• [Given task]: In the records below, find each line with the word "text" and copy it.

[start of Listed entries]

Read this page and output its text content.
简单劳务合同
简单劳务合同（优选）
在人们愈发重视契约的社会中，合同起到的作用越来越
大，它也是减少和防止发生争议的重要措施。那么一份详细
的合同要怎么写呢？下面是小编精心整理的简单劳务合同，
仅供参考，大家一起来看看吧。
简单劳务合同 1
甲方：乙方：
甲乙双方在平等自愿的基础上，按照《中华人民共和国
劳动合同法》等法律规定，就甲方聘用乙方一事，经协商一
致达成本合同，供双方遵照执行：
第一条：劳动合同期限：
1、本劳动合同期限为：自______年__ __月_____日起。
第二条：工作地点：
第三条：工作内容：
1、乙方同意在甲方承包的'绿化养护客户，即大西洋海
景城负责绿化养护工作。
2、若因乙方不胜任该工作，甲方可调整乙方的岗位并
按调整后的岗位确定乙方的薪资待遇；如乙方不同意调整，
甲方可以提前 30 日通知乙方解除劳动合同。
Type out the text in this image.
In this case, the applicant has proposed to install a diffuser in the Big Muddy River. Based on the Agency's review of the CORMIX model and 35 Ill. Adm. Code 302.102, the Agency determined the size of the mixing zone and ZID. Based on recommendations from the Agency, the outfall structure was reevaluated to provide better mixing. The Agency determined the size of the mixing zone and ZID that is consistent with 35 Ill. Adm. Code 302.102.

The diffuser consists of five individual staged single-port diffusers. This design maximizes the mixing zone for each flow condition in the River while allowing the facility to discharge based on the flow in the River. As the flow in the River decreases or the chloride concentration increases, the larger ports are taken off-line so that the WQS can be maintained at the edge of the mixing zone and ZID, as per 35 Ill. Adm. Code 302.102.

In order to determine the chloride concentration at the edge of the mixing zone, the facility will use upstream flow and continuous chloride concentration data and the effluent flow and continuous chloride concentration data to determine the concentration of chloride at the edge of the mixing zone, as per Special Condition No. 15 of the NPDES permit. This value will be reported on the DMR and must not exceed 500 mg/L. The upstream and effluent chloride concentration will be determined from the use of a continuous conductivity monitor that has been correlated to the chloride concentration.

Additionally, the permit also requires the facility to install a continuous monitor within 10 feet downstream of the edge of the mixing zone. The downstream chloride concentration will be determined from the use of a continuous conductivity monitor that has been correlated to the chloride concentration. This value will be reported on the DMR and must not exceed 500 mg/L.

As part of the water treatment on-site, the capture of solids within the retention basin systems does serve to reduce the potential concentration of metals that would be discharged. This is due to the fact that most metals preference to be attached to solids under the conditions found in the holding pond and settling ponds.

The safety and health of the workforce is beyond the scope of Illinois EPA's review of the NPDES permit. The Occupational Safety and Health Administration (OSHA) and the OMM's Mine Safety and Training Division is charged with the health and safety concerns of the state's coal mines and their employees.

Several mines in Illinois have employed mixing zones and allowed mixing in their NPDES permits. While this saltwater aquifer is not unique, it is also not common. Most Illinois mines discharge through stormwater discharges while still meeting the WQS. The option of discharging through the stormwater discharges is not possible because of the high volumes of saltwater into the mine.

[end of Listed entries]

• [Exercise result]:
Read this page and output its text content.
Type out the text in this image.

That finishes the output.